— Start of DATA —
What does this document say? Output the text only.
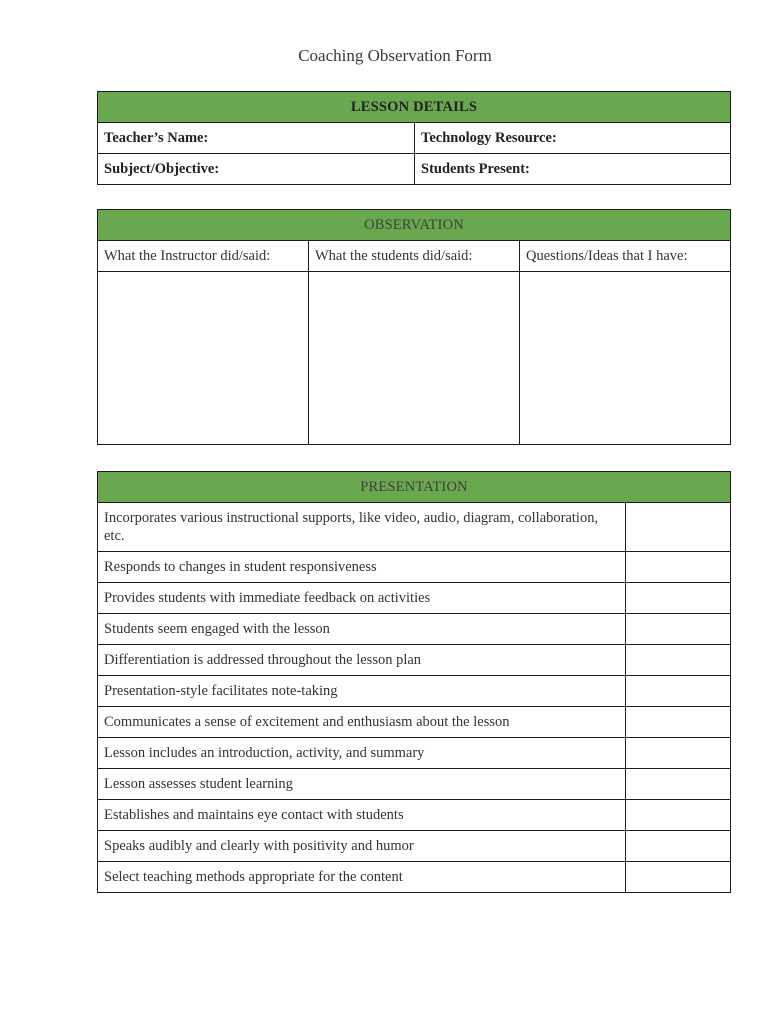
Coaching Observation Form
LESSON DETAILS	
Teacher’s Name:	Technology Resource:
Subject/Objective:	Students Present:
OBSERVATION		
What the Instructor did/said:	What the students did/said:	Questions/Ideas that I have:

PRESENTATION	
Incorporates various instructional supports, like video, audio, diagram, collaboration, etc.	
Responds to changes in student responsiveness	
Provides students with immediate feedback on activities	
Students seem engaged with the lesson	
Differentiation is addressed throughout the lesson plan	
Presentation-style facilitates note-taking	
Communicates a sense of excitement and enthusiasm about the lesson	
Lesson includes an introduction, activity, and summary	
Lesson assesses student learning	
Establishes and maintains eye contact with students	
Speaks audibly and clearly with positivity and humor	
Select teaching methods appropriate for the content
— End of DATA —
_BRIEF_. Print each of the records above exactly as written, leaving no picture in the copy.

_THE REPLY_.
What does this document say? Output the text only.
Coaching Observation Form
LESSON DETAILS	
Teacher’s Name:	Technology Resource:
Subject/Objective:	Students Present:
OBSERVATION		
What the Instructor did/said:	What the students did/said:	Questions/Ideas that I have:

PRESENTATION	
Incorporates various instructional supports, like video, audio, diagram, collaboration, etc.	
Responds to changes in student responsiveness	
Provides students with immediate feedback on activities	
Students seem engaged with the lesson	
Differentiation is addressed throughout the lesson plan	
Presentation-style facilitates note-taking	
Communicates a sense of excitement and enthusiasm about the lesson	
Lesson includes an introduction, activity, and summary	
Lesson assesses student learning	
Establishes and maintains eye contact with students	
Speaks audibly and clearly with positivity and humor	
Select teaching methods appropriate for the content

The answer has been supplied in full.